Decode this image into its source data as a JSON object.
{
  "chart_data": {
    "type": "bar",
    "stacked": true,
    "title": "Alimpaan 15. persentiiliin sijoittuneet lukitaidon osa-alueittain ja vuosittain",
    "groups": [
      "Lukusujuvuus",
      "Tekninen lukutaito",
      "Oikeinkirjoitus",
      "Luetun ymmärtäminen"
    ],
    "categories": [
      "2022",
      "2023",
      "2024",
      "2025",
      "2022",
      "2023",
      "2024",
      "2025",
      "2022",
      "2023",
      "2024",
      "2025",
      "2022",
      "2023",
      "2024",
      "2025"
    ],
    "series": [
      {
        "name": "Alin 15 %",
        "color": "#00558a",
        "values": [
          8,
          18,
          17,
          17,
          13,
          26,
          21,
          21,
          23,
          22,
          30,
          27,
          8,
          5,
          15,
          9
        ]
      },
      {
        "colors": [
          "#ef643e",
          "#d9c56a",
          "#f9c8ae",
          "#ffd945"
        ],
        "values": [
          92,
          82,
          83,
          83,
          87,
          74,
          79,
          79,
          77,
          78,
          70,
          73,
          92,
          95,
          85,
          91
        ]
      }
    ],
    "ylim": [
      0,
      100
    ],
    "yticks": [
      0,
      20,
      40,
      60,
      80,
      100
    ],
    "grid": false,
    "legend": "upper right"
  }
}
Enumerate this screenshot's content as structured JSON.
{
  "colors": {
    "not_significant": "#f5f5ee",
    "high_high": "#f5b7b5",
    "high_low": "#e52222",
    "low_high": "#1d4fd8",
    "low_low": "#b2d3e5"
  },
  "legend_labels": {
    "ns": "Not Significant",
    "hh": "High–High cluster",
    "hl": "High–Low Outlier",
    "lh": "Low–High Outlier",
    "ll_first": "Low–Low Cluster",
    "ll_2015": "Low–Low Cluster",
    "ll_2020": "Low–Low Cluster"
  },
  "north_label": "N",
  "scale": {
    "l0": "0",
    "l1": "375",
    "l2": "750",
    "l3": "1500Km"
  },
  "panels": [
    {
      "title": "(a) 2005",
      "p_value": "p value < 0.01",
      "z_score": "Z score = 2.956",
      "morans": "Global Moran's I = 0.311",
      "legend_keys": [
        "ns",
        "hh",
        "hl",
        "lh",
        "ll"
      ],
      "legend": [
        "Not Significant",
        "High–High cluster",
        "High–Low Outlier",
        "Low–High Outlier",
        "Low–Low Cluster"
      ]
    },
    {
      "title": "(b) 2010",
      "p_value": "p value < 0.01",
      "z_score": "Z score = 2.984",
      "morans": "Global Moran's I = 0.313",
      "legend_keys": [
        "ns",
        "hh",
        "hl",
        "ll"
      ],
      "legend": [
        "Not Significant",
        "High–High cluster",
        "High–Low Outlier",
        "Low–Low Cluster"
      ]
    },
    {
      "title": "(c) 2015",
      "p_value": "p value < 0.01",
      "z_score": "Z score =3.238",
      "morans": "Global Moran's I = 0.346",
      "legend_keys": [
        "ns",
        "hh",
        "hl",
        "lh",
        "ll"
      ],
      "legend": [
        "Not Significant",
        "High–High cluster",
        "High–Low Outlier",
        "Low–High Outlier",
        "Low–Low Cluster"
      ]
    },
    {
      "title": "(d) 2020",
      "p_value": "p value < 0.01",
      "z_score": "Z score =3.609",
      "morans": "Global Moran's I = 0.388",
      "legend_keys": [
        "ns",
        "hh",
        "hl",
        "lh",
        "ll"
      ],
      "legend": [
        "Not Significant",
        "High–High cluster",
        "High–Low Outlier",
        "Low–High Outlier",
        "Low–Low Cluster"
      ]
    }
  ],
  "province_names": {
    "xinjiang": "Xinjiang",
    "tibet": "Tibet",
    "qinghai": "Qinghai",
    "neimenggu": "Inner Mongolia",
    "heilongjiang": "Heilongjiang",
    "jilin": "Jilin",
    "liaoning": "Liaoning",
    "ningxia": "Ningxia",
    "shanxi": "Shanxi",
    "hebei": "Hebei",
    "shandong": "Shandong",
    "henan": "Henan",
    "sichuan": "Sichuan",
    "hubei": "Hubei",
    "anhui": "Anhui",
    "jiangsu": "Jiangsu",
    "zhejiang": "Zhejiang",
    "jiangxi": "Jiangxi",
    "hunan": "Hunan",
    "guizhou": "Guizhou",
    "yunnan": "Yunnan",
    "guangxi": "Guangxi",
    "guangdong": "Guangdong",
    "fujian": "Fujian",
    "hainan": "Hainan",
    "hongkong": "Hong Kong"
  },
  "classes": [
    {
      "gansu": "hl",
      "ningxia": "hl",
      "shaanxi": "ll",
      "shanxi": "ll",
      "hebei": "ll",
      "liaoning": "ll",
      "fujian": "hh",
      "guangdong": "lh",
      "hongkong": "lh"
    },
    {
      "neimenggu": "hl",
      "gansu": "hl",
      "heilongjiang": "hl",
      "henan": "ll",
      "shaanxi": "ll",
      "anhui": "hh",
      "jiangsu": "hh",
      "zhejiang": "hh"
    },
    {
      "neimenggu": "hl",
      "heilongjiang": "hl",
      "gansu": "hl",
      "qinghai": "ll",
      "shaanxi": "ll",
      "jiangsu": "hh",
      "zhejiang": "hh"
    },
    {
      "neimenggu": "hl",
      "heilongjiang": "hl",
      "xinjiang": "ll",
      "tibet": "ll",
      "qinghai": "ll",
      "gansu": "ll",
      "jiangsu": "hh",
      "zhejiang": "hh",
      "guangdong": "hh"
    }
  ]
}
************
Exercise requirements
Transcribe every entry verbatim.

Task result
Decode this image into its source data as a JSON object.
{
  "chart_data": {
    "type": "bar",
    "stacked": true,
    "title": "Alimpaan 15. persentiiliin sijoittuneet lukitaidon osa-alueittain ja vuosittain",
    "groups": [
      "Lukusujuvuus",
      "Tekninen lukutaito",
      "Oikeinkirjoitus",
      "Luetun ymmärtäminen"
    ],
    "categories": [
      "2022",
      "2023",
      "2024",
      "2025",
      "2022",
      "2023",
      "2024",
      "2025",
      "2022",
      "2023",
      "2024",
      "2025",
      "2022",
      "2023",
      "2024",
      "2025"
    ],
    "series": [
      {
        "name": "Alin 15 %",
        "color": "#00558a",
        "values": [
          8,
          18,
          17,
          17,
          13,
          26,
          21,
          21,
          23,
          22,
          30,
          27,
          8,
          5,
          15,
          9
        ]
      },
      {
        "colors": [
          "#ef643e",
          "#d9c56a",
          "#f9c8ae",
          "#ffd945"
        ],
        "values": [
          92,
          82,
          83,
          83,
          87,
          74,
          79,
          79,
          77,
          78,
          70,
          73,
          92,
          95,
          85,
          91
        ]
      }
    ],
    "ylim": [
      0,
      100
    ],
    "yticks": [
      0,
      20,
      40,
      60,
      80,
      100
    ],
    "grid": false,
    "legend": "upper right"
  }
}
Enumerate this screenshot's content as structured JSON.
{
  "colors": {
    "not_significant": "#f5f5ee",
    "high_high": "#f5b7b5",
    "high_low": "#e52222",
    "low_high": "#1d4fd8",
    "low_low": "#b2d3e5"
  },
  "legend_labels": {
    "ns": "Not Significant",
    "hh": "High–High cluster",
    "hl": "High–Low Outlier",
    "lh": "Low–High Outlier",
    "ll_first": "Low–Low Cluster",
    "ll_2015": "Low–Low Cluster",
    "ll_2020": "Low–Low Cluster"
  },
  "north_label": "N",
  "scale": {
    "l0": "0",
    "l1": "375",
    "l2": "750",
    "l3": "1500Km"
  },
  "panels": [
    {
      "title": "(a) 2005",
      "p_value": "p value < 0.01",
      "z_score": "Z score = 2.956",
      "morans": "Global Moran's I = 0.311",
      "legend_keys": [
        "ns",
        "hh",
        "hl",
        "lh",
        "ll"
      ],
      "legend": [
        "Not Significant",
        "High–High cluster",
        "High–Low Outlier",
        "Low–High Outlier",
        "Low–Low Cluster"
      ]
    },
    {
      "title": "(b) 2010",
      "p_value": "p value < 0.01",
      "z_score": "Z score = 2.984",
      "morans": "Global Moran's I = 0.313",
      "legend_keys": [
        "ns",
        "hh",
        "hl",
        "ll"
      ],
      "legend": [
        "Not Significant",
        "High–High cluster",
        "High–Low Outlier",
        "Low–Low Cluster"
      ]
    },
    {
      "title": "(c) 2015",
      "p_value": "p value < 0.01",
      "z_score": "Z score =3.238",
      "morans": "Global Moran's I = 0.346",
      "legend_keys": [
        "ns",
        "hh",
        "hl",
        "lh",
        "ll"
      ],
      "legend": [
        "Not Significant",
        "High–High cluster",
        "High–Low Outlier",
        "Low–High Outlier",
        "Low–Low Cluster"
      ]
    },
    {
      "title": "(d) 2020",
      "p_value": "p value < 0.01",
      "z_score": "Z score =3.609",
      "morans": "Global Moran's I = 0.388",
      "legend_keys": [
        "ns",
        "hh",
        "hl",
        "lh",
        "ll"
      ],
      "legend": [
        "Not Significant",
        "High–High cluster",
        "High–Low Outlier",
        "Low–High Outlier",
        "Low–Low Cluster"
      ]
    }
  ],
  "province_names": {
    "xinjiang": "Xinjiang",
    "tibet": "Tibet",
    "qinghai": "Qinghai",
    "neimenggu": "Inner Mongolia",
    "heilongjiang": "Heilongjiang",
    "jilin": "Jilin",
    "liaoning": "Liaoning",
    "ningxia": "Ningxia",
    "shanxi": "Shanxi",
    "hebei": "Hebei",
    "shandong": "Shandong",
    "henan": "Henan",
    "sichuan": "Sichuan",
    "hubei": "Hubei",
    "anhui": "Anhui",
    "jiangsu": "Jiangsu",
    "zhejiang": "Zhejiang",
    "jiangxi": "Jiangxi",
    "hunan": "Hunan",
    "guizhou": "Guizhou",
    "yunnan": "Yunnan",
    "guangxi": "Guangxi",
    "guangdong": "Guangdong",
    "fujian": "Fujian",
    "hainan": "Hainan",
    "hongkong": "Hong Kong"
  },
  "classes": [
    {
      "gansu": "hl",
      "ningxia": "hl",
      "shaanxi": "ll",
      "shanxi": "ll",
      "hebei": "ll",
      "liaoning": "ll",
      "fujian": "hh",
      "guangdong": "lh",
      "hongkong": "lh"
    },
    {
      "neimenggu": "hl",
      "gansu": "hl",
      "heilongjiang": "hl",
      "henan": "ll",
      "shaanxi": "ll",
      "anhui": "hh",
      "jiangsu": "hh",
      "zhejiang": "hh"
    },
    {
      "neimenggu": "hl",
      "heilongjiang": "hl",
      "gansu": "hl",
      "qinghai": "ll",
      "shaanxi": "ll",
      "jiangsu": "hh",
      "zhejiang": "hh"
    },
    {
      "neimenggu": "hl",
      "heilongjiang": "hl",
      "xinjiang": "ll",
      "tibet": "ll",
      "qinghai": "ll",
      "gansu": "ll",
      "jiangsu": "hh",
      "zhejiang": "hh",
      "guangdong": "hh"
    }
  ]
}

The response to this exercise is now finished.